[Items from a data source]
* START *
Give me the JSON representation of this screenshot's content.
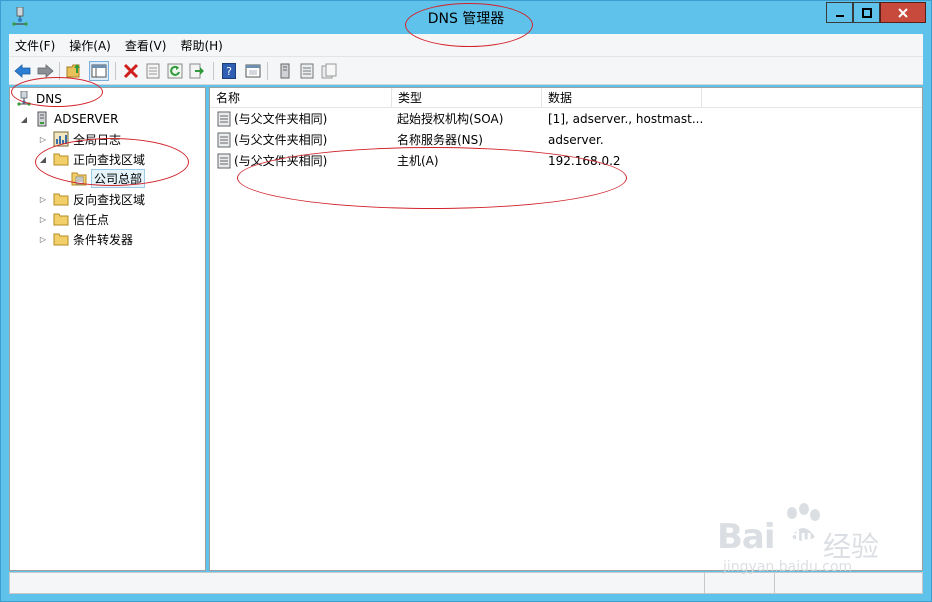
{
  "window": {
    "title": "DNS 管理器"
  },
  "menu": [
    {
      "label": "文件(F)"
    },
    {
      "label": "操作(A)"
    },
    {
      "label": "查看(V)"
    },
    {
      "label": "帮助(H)"
    }
  ],
  "toolbar": {
    "icons": [
      "back-icon",
      "forward-icon",
      "up-folder-icon",
      "show-tree-icon",
      "delete-icon",
      "properties-icon",
      "refresh-icon",
      "export-icon",
      "help-icon",
      "console-icon",
      "server-icon",
      "list-icon",
      "copy-icon"
    ]
  },
  "tree": {
    "root": "DNS",
    "server": "ADSERVER",
    "items": [
      {
        "label": "全局日志"
      },
      {
        "label": "正向查找区域"
      },
      {
        "label": "公司总部"
      },
      {
        "label": "反向查找区域"
      },
      {
        "label": "信任点"
      },
      {
        "label": "条件转发器"
      }
    ]
  },
  "list": {
    "columns": [
      "名称",
      "类型",
      "数据"
    ],
    "rows": [
      {
        "name": "(与父文件夹相同)",
        "type": "起始授权机构(SOA)",
        "data": "[1], adserver., hostmast..."
      },
      {
        "name": "(与父文件夹相同)",
        "type": "名称服务器(NS)",
        "data": "adserver."
      },
      {
        "name": "(与父文件夹相同)",
        "type": "主机(A)",
        "data": "192.168.0.2"
      }
    ]
  },
  "watermark": {
    "brand": "Bai",
    "du": "du",
    "cn": "经验",
    "url": "jingyan.baidu.com"
  },
  "colors": {
    "titlebar": "#5fc2ea",
    "close": "#c74a3c",
    "annotation": "#d2232a"
  }
}
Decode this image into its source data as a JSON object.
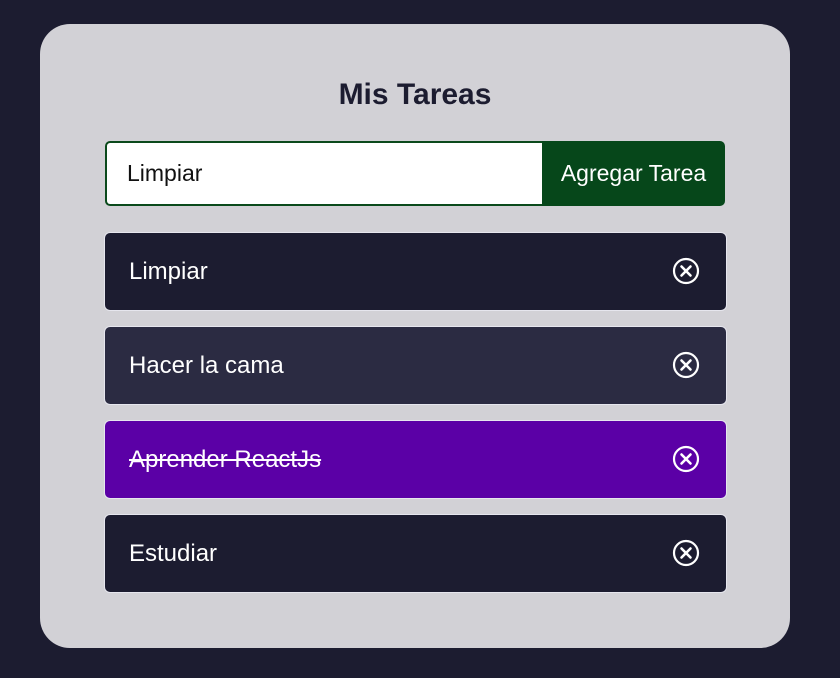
{
  "header": {
    "title": "Mis Tareas"
  },
  "form": {
    "input_value": "Limpiar",
    "button_label": "Agregar Tarea"
  },
  "tasks": [
    {
      "text": "Limpiar",
      "completed": false,
      "color": "#1c1c30",
      "icon": "close-circle-icon"
    },
    {
      "text": "Hacer la cama",
      "completed": false,
      "color": "#2b2b42",
      "icon": "close-circle-icon"
    },
    {
      "text": "Aprender ReactJs",
      "completed": true,
      "color": "#5b00a6",
      "icon": "close-circle-icon"
    },
    {
      "text": "Estudiar",
      "completed": false,
      "color": "#1c1c30",
      "icon": "close-circle-icon"
    }
  ],
  "colors": {
    "page_background": "#1c1c30",
    "card_background": "#d2d1d6",
    "button_background": "#06471a"
  }
}
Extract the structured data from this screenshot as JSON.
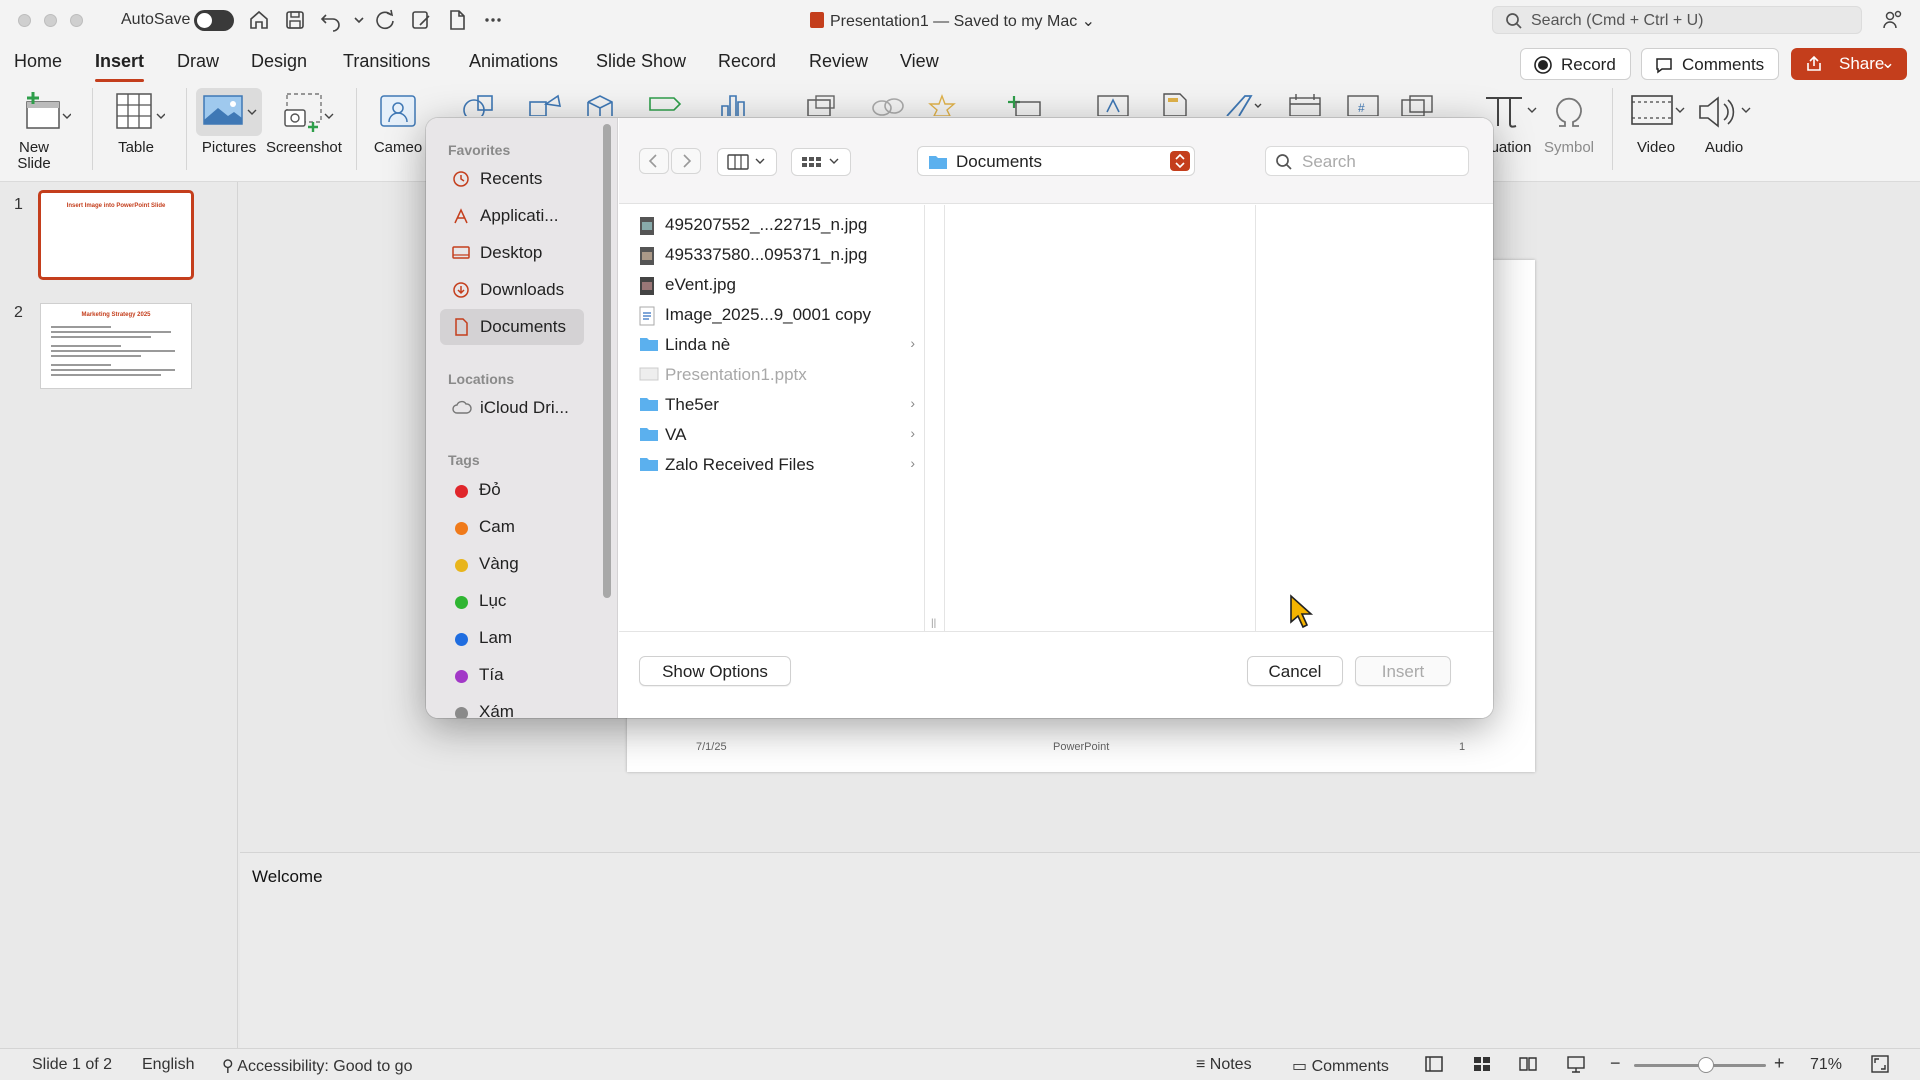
{
  "titlebar": {
    "autosave_label": "AutoSave",
    "window_title": "Presentation1 — Saved to my Mac",
    "search_placeholder": "Search (Cmd + Ctrl + U)"
  },
  "ribbon_tabs": [
    "Home",
    "Insert",
    "Draw",
    "Design",
    "Transitions",
    "Animations",
    "Slide Show",
    "Record",
    "Review",
    "View"
  ],
  "active_tab": "Insert",
  "header_buttons": {
    "record": "Record",
    "comments": "Comments",
    "share": "Share"
  },
  "ribbon": {
    "new_slide": "New Slide",
    "table": "Table",
    "pictures": "Pictures",
    "screenshot": "Screenshot",
    "cameo": "Cameo",
    "equation": "uation",
    "symbol": "Symbol",
    "video": "Video",
    "audio": "Audio"
  },
  "thumbnails": [
    {
      "number": "1",
      "title": "Insert Image into PowerPoint Slide"
    },
    {
      "number": "2",
      "title": "Marketing Strategy 2025"
    }
  ],
  "slide_footer": {
    "date": "7/1/25",
    "center": "PowerPoint",
    "page": "1"
  },
  "notes": {
    "text": "Welcome"
  },
  "dialog": {
    "sidebar": {
      "favorites_header": "Favorites",
      "favorites": [
        "Recents",
        "Applicati...",
        "Desktop",
        "Downloads",
        "Documents"
      ],
      "selected": "Documents",
      "locations_header": "Locations",
      "locations": [
        "iCloud Dri..."
      ],
      "tags_header": "Tags",
      "tags": [
        {
          "name": "Đỏ",
          "color": "#e0262b"
        },
        {
          "name": "Cam",
          "color": "#f07a1a"
        },
        {
          "name": "Vàng",
          "color": "#e8b51c"
        },
        {
          "name": "Lục",
          "color": "#2fb532"
        },
        {
          "name": "Lam",
          "color": "#1f6de0"
        },
        {
          "name": "Tía",
          "color": "#a238c7"
        },
        {
          "name": "Xám",
          "color": "#8a8a8a"
        }
      ]
    },
    "location": "Documents",
    "search_placeholder": "Search",
    "files": [
      {
        "name": "495207552_...22715_n.jpg",
        "kind": "image",
        "dimmed": false,
        "folder": false
      },
      {
        "name": "495337580...095371_n.jpg",
        "kind": "image",
        "dimmed": false,
        "folder": false
      },
      {
        "name": "eVent.jpg",
        "kind": "image",
        "dimmed": false,
        "folder": false
      },
      {
        "name": "Image_2025...9_0001 copy",
        "kind": "doc",
        "dimmed": false,
        "folder": false
      },
      {
        "name": "Linda nè",
        "kind": "folder",
        "dimmed": false,
        "folder": true
      },
      {
        "name": "Presentation1.pptx",
        "kind": "pptx",
        "dimmed": true,
        "folder": false
      },
      {
        "name": "The5er",
        "kind": "folder",
        "dimmed": false,
        "folder": true
      },
      {
        "name": "VA",
        "kind": "folder",
        "dimmed": false,
        "folder": true
      },
      {
        "name": "Zalo Received Files",
        "kind": "folder",
        "dimmed": false,
        "folder": true
      }
    ],
    "show_options": "Show Options",
    "cancel": "Cancel",
    "insert": "Insert"
  },
  "statusbar": {
    "slide_info": "Slide 1 of 2",
    "language": "English",
    "accessibility": "Accessibility: Good to go",
    "notes": "Notes",
    "comments": "Comments",
    "zoom": "71%",
    "zoom_level": 0.55
  },
  "colors": {
    "accent": "#c43e1c",
    "folder_blue": "#5bb0ee"
  }
}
* END *
The exercise: In this exercise, set down all of the data exactly, without the pictures.

Solution for this problem:
Give me the JSON representation of this screenshot's content.
{
  "window": {
    "title": "DNS 管理器"
  },
  "menu": [
    {
      "label": "文件(F)"
    },
    {
      "label": "操作(A)"
    },
    {
      "label": "查看(V)"
    },
    {
      "label": "帮助(H)"
    }
  ],
  "toolbar": {
    "icons": [
      "back-icon",
      "forward-icon",
      "up-folder-icon",
      "show-tree-icon",
      "delete-icon",
      "properties-icon",
      "refresh-icon",
      "export-icon",
      "help-icon",
      "console-icon",
      "server-icon",
      "list-icon",
      "copy-icon"
    ]
  },
  "tree": {
    "root": "DNS",
    "server": "ADSERVER",
    "items": [
      {
        "label": "全局日志"
      },
      {
        "label": "正向查找区域"
      },
      {
        "label": "公司总部"
      },
      {
        "label": "反向查找区域"
      },
      {
        "label": "信任点"
      },
      {
        "label": "条件转发器"
      }
    ]
  },
  "list": {
    "columns": [
      "名称",
      "类型",
      "数据"
    ],
    "rows": [
      {
        "name": "(与父文件夹相同)",
        "type": "起始授权机构(SOA)",
        "data": "[1], adserver., hostmast..."
      },
      {
        "name": "(与父文件夹相同)",
        "type": "名称服务器(NS)",
        "data": "adserver."
      },
      {
        "name": "(与父文件夹相同)",
        "type": "主机(A)",
        "data": "192.168.0.2"
      }
    ]
  },
  "watermark": {
    "brand": "Bai",
    "du": "du",
    "cn": "经验",
    "url": "jingyan.baidu.com"
  },
  "colors": {
    "titlebar": "#5fc2ea",
    "close": "#c74a3c",
    "annotation": "#d2232a"
  }
}
Decode this image into its source data as a JSON object.
{
  "header": {
    "title": "Mis Tareas"
  },
  "form": {
    "input_value": "Limpiar",
    "button_label": "Agregar Tarea"
  },
  "tasks": [
    {
      "text": "Limpiar",
      "completed": false,
      "color": "#1c1c30",
      "icon": "close-circle-icon"
    },
    {
      "text": "Hacer la cama",
      "completed": false,
      "color": "#2b2b42",
      "icon": "close-circle-icon"
    },
    {
      "text": "Aprender ReactJs",
      "completed": true,
      "color": "#5b00a6",
      "icon": "close-circle-icon"
    },
    {
      "text": "Estudiar",
      "completed": false,
      "color": "#1c1c30",
      "icon": "close-circle-icon"
    }
  ],
  "colors": {
    "page_background": "#1c1c30",
    "card_background": "#d2d1d6",
    "button_background": "#06471a"
  }
}
Extract the structured data from this screenshot as JSON.
{
  "titlebar": {
    "autosave_label": "AutoSave",
    "window_title": "Presentation1 — Saved to my Mac",
    "search_placeholder": "Search (Cmd + Ctrl + U)"
  },
  "ribbon_tabs": [
    "Home",
    "Insert",
    "Draw",
    "Design",
    "Transitions",
    "Animations",
    "Slide Show",
    "Record",
    "Review",
    "View"
  ],
  "active_tab": "Insert",
  "header_buttons": {
    "record": "Record",
    "comments": "Comments",
    "share": "Share"
  },
  "ribbon": {
    "new_slide": "New Slide",
    "table": "Table",
    "pictures": "Pictures",
    "screenshot": "Screenshot",
    "cameo": "Cameo",
    "equation": "uation",
    "symbol": "Symbol",
    "video": "Video",
    "audio": "Audio"
  },
  "thumbnails": [
    {
      "number": "1",
      "title": "Insert Image into PowerPoint Slide"
    },
    {
      "number": "2",
      "title": "Marketing Strategy 2025"
    }
  ],
  "slide_footer": {
    "date": "7/1/25",
    "center": "PowerPoint",
    "page": "1"
  },
  "notes": {
    "text": "Welcome"
  },
  "dialog": {
    "sidebar": {
      "favorites_header": "Favorites",
      "favorites": [
        "Recents",
        "Applicati...",
        "Desktop",
        "Downloads",
        "Documents"
      ],
      "selected": "Documents",
      "locations_header": "Locations",
      "locations": [
        "iCloud Dri..."
      ],
      "tags_header": "Tags",
      "tags": [
        {
          "name": "Đỏ",
          "color": "#e0262b"
        },
        {
          "name": "Cam",
          "color": "#f07a1a"
        },
        {
          "name": "Vàng",
          "color": "#e8b51c"
        },
        {
          "name": "Lục",
          "color": "#2fb532"
        },
        {
          "name": "Lam",
          "color": "#1f6de0"
        },
        {
          "name": "Tía",
          "color": "#a238c7"
        },
        {
          "name": "Xám",
          "color": "#8a8a8a"
        }
      ]
    },
    "location": "Documents",
    "search_placeholder": "Search",
    "files": [
      {
        "name": "495207552_...22715_n.jpg",
        "kind": "image",
        "dimmed": false,
        "folder": false
      },
      {
        "name": "495337580...095371_n.jpg",
        "kind": "image",
        "dimmed": false,
        "folder": false
      },
      {
        "name": "eVent.jpg",
        "kind": "image",
        "dimmed": false,
        "folder": false
      },
      {
        "name": "Image_2025...9_0001 copy",
        "kind": "doc",
        "dimmed": false,
        "folder": false
      },
      {
        "name": "Linda nè",
        "kind": "folder",
        "dimmed": false,
        "folder": true
      },
      {
        "name": "Presentation1.pptx",
        "kind": "pptx",
        "dimmed": true,
        "folder": false
      },
      {
        "name": "The5er",
        "kind": "folder",
        "dimmed": false,
        "folder": true
      },
      {
        "name": "VA",
        "kind": "folder",
        "dimmed": false,
        "folder": true
      },
      {
        "name": "Zalo Received Files",
        "kind": "folder",
        "dimmed": false,
        "folder": true
      }
    ],
    "show_options": "Show Options",
    "cancel": "Cancel",
    "insert": "Insert"
  },
  "statusbar": {
    "slide_info": "Slide 1 of 2",
    "language": "English",
    "accessibility": "Accessibility: Good to go",
    "notes": "Notes",
    "comments": "Comments",
    "zoom": "71%",
    "zoom_level": 0.55
  },
  "colors": {
    "accent": "#c43e1c",
    "folder_blue": "#5bb0ee"
  }
}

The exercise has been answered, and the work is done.